++++ Stored rows ++++

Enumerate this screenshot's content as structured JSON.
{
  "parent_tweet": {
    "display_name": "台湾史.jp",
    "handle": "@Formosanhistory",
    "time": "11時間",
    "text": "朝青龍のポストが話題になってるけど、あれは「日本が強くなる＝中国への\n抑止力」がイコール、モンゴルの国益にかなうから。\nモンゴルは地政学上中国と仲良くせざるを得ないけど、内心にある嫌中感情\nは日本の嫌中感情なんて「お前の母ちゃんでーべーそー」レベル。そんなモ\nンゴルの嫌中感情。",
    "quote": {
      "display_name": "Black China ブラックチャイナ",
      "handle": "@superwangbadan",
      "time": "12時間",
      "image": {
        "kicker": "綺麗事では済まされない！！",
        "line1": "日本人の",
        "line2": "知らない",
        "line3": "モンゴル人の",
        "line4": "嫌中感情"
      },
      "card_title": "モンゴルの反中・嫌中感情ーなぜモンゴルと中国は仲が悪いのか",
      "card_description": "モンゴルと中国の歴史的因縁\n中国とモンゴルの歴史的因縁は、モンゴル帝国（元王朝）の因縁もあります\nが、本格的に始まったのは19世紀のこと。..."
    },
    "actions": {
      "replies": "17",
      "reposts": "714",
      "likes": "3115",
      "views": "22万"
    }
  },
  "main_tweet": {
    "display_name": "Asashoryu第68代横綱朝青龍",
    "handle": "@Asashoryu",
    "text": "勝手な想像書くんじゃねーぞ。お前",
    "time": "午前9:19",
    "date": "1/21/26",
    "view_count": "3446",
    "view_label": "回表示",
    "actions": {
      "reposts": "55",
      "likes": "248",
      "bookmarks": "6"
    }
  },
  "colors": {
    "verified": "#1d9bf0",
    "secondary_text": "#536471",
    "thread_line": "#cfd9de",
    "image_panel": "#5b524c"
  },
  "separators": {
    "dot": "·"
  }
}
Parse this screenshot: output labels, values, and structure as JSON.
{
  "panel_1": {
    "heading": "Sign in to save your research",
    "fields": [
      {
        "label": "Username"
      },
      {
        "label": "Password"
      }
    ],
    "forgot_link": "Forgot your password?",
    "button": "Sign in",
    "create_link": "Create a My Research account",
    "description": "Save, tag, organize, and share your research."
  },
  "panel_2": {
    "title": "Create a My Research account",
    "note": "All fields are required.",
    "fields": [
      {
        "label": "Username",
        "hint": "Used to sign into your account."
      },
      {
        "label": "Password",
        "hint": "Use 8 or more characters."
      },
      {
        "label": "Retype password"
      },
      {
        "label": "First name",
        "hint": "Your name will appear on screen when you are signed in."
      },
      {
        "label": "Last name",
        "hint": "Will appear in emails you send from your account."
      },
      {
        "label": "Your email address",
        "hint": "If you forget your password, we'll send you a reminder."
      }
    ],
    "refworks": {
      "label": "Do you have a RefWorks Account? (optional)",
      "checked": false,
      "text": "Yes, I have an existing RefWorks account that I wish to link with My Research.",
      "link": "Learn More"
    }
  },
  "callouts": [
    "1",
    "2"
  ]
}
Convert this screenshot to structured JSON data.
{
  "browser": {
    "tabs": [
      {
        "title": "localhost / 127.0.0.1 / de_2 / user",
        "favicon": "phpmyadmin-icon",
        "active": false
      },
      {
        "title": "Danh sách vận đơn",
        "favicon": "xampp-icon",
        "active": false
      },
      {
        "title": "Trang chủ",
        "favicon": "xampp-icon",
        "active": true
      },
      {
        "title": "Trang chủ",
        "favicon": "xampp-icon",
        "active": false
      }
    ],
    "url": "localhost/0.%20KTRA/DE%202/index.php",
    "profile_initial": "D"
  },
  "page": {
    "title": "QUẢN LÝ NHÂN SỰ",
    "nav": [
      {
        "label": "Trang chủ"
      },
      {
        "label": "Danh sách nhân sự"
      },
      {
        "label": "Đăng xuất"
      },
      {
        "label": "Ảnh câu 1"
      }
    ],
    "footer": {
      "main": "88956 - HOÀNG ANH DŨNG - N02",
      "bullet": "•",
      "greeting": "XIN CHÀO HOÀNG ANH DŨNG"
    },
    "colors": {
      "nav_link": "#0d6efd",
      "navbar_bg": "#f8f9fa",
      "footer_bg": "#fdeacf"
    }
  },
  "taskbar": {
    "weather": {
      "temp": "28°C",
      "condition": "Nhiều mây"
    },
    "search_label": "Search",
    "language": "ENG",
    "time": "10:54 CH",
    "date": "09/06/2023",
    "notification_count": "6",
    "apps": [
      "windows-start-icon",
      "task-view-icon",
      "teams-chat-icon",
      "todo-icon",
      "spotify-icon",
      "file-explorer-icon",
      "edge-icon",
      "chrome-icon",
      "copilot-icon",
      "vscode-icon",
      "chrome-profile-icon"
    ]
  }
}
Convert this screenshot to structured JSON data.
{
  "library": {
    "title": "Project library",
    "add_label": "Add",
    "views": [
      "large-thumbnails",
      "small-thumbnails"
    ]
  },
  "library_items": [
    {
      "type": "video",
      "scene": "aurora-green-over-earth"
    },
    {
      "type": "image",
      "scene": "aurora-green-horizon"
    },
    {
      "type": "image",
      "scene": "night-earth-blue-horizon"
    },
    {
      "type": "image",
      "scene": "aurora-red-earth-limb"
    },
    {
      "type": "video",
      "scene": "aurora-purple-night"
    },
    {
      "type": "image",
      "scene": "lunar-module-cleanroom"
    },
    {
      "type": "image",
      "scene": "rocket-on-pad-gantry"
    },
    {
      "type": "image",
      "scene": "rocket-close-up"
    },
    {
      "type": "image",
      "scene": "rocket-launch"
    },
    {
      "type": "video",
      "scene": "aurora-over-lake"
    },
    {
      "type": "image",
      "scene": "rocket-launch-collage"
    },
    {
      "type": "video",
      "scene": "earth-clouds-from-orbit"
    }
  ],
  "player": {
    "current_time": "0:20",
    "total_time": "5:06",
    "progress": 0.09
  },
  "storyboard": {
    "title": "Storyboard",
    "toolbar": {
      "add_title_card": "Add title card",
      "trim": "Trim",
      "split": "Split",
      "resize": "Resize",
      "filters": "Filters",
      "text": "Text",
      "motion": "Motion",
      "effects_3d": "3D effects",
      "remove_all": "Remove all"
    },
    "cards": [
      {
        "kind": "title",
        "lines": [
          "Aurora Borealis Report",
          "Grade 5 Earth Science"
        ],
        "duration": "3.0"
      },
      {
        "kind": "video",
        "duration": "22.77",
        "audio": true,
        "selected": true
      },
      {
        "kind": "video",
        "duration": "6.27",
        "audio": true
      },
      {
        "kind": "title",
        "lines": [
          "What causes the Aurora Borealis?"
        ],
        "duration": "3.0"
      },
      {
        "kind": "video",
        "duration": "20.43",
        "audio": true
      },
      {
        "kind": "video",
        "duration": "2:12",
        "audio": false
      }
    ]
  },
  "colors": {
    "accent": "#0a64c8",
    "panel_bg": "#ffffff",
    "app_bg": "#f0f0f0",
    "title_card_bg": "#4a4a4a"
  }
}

++++

What is needed ::
All entries must be repeated verbatim.

Full output ::
Enumerate this screenshot's content as structured JSON.
{
  "parent_tweet": {
    "display_name": "台湾史.jp",
    "handle": "@Formosanhistory",
    "time": "11時間",
    "text": "朝青龍のポストが話題になってるけど、あれは「日本が強くなる＝中国への\n抑止力」がイコール、モンゴルの国益にかなうから。\nモンゴルは地政学上中国と仲良くせざるを得ないけど、内心にある嫌中感情\nは日本の嫌中感情なんて「お前の母ちゃんでーべーそー」レベル。そんなモ\nンゴルの嫌中感情。",
    "quote": {
      "display_name": "Black China ブラックチャイナ",
      "handle": "@superwangbadan",
      "time": "12時間",
      "image": {
        "kicker": "綺麗事では済まされない！！",
        "line1": "日本人の",
        "line2": "知らない",
        "line3": "モンゴル人の",
        "line4": "嫌中感情"
      },
      "card_title": "モンゴルの反中・嫌中感情ーなぜモンゴルと中国は仲が悪いのか",
      "card_description": "モンゴルと中国の歴史的因縁\n中国とモンゴルの歴史的因縁は、モンゴル帝国（元王朝）の因縁もあります\nが、本格的に始まったのは19世紀のこと。..."
    },
    "actions": {
      "replies": "17",
      "reposts": "714",
      "likes": "3115",
      "views": "22万"
    }
  },
  "main_tweet": {
    "display_name": "Asashoryu第68代横綱朝青龍",
    "handle": "@Asashoryu",
    "text": "勝手な想像書くんじゃねーぞ。お前",
    "time": "午前9:19",
    "date": "1/21/26",
    "view_count": "3446",
    "view_label": "回表示",
    "actions": {
      "reposts": "55",
      "likes": "248",
      "bookmarks": "6"
    }
  },
  "colors": {
    "verified": "#1d9bf0",
    "secondary_text": "#536471",
    "thread_line": "#cfd9de",
    "image_panel": "#5b524c"
  },
  "separators": {
    "dot": "·"
  }
}
Parse this screenshot: output labels, values, and structure as JSON.
{
  "panel_1": {
    "heading": "Sign in to save your research",
    "fields": [
      {
        "label": "Username"
      },
      {
        "label": "Password"
      }
    ],
    "forgot_link": "Forgot your password?",
    "button": "Sign in",
    "create_link": "Create a My Research account",
    "description": "Save, tag, organize, and share your research."
  },
  "panel_2": {
    "title": "Create a My Research account",
    "note": "All fields are required.",
    "fields": [
      {
        "label": "Username",
        "hint": "Used to sign into your account."
      },
      {
        "label": "Password",
        "hint": "Use 8 or more characters."
      },
      {
        "label": "Retype password"
      },
      {
        "label": "First name",
        "hint": "Your name will appear on screen when you are signed in."
      },
      {
        "label": "Last name",
        "hint": "Will appear in emails you send from your account."
      },
      {
        "label": "Your email address",
        "hint": "If you forget your password, we'll send you a reminder."
      }
    ],
    "refworks": {
      "label": "Do you have a RefWorks Account? (optional)",
      "checked": false,
      "text": "Yes, I have an existing RefWorks account that I wish to link with My Research.",
      "link": "Learn More"
    }
  },
  "callouts": [
    "1",
    "2"
  ]
}
Convert this screenshot to structured JSON data.
{
  "browser": {
    "tabs": [
      {
        "title": "localhost / 127.0.0.1 / de_2 / user",
        "favicon": "phpmyadmin-icon",
        "active": false
      },
      {
        "title": "Danh sách vận đơn",
        "favicon": "xampp-icon",
        "active": false
      },
      {
        "title": "Trang chủ",
        "favicon": "xampp-icon",
        "active": true
      },
      {
        "title": "Trang chủ",
        "favicon": "xampp-icon",
        "active": false
      }
    ],
    "url": "localhost/0.%20KTRA/DE%202/index.php",
    "profile_initial": "D"
  },
  "page": {
    "title": "QUẢN LÝ NHÂN SỰ",
    "nav": [
      {
        "label": "Trang chủ"
      },
      {
        "label": "Danh sách nhân sự"
      },
      {
        "label": "Đăng xuất"
      },
      {
        "label": "Ảnh câu 1"
      }
    ],
    "footer": {
      "main": "88956 - HOÀNG ANH DŨNG - N02",
      "bullet": "•",
      "greeting": "XIN CHÀO HOÀNG ANH DŨNG"
    },
    "colors": {
      "nav_link": "#0d6efd",
      "navbar_bg": "#f8f9fa",
      "footer_bg": "#fdeacf"
    }
  },
  "taskbar": {
    "weather": {
      "temp": "28°C",
      "condition": "Nhiều mây"
    },
    "search_label": "Search",
    "language": "ENG",
    "time": "10:54 CH",
    "date": "09/06/2023",
    "notification_count": "6",
    "apps": [
      "windows-start-icon",
      "task-view-icon",
      "teams-chat-icon",
      "todo-icon",
      "spotify-icon",
      "file-explorer-icon",
      "edge-icon",
      "chrome-icon",
      "copilot-icon",
      "vscode-icon",
      "chrome-profile-icon"
    ]
  }
}
Convert this screenshot to structured JSON data.
{
  "library": {
    "title": "Project library",
    "add_label": "Add",
    "views": [
      "large-thumbnails",
      "small-thumbnails"
    ]
  },
  "library_items": [
    {
      "type": "video",
      "scene": "aurora-green-over-earth"
    },
    {
      "type": "image",
      "scene": "aurora-green-horizon"
    },
    {
      "type": "image",
      "scene": "night-earth-blue-horizon"
    },
    {
      "type": "image",
      "scene": "aurora-red-earth-limb"
    },
    {
      "type": "video",
      "scene": "aurora-purple-night"
    },
    {
      "type": "image",
      "scene": "lunar-module-cleanroom"
    },
    {
      "type": "image",
      "scene": "rocket-on-pad-gantry"
    },
    {
      "type": "image",
      "scene": "rocket-close-up"
    },
    {
      "type": "image",
      "scene": "rocket-launch"
    },
    {
      "type": "video",
      "scene": "aurora-over-lake"
    },
    {
      "type": "image",
      "scene": "rocket-launch-collage"
    },
    {
      "type": "video",
      "scene": "earth-clouds-from-orbit"
    }
  ],
  "player": {
    "current_time": "0:20",
    "total_time": "5:06",
    "progress": 0.09
  },
  "storyboard": {
    "title": "Storyboard",
    "toolbar": {
      "add_title_card": "Add title card",
      "trim": "Trim",
      "split": "Split",
      "resize": "Resize",
      "filters": "Filters",
      "text": "Text",
      "motion": "Motion",
      "effects_3d": "3D effects",
      "remove_all": "Remove all"
    },
    "cards": [
      {
        "kind": "title",
        "lines": [
          "Aurora Borealis Report",
          "Grade 5 Earth Science"
        ],
        "duration": "3.0"
      },
      {
        "kind": "video",
        "duration": "22.77",
        "audio": true,
        "selected": true
      },
      {
        "kind": "video",
        "duration": "6.27",
        "audio": true
      },
      {
        "kind": "title",
        "lines": [
          "What causes the Aurora Borealis?"
        ],
        "duration": "3.0"
      },
      {
        "kind": "video",
        "duration": "20.43",
        "audio": true
      },
      {
        "kind": "video",
        "duration": "2:12",
        "audio": false
      }
    ]
  },
  "colors": {
    "accent": "#0a64c8",
    "panel_bg": "#ffffff",
    "app_bg": "#f0f0f0",
    "title_card_bg": "#4a4a4a"
  }
}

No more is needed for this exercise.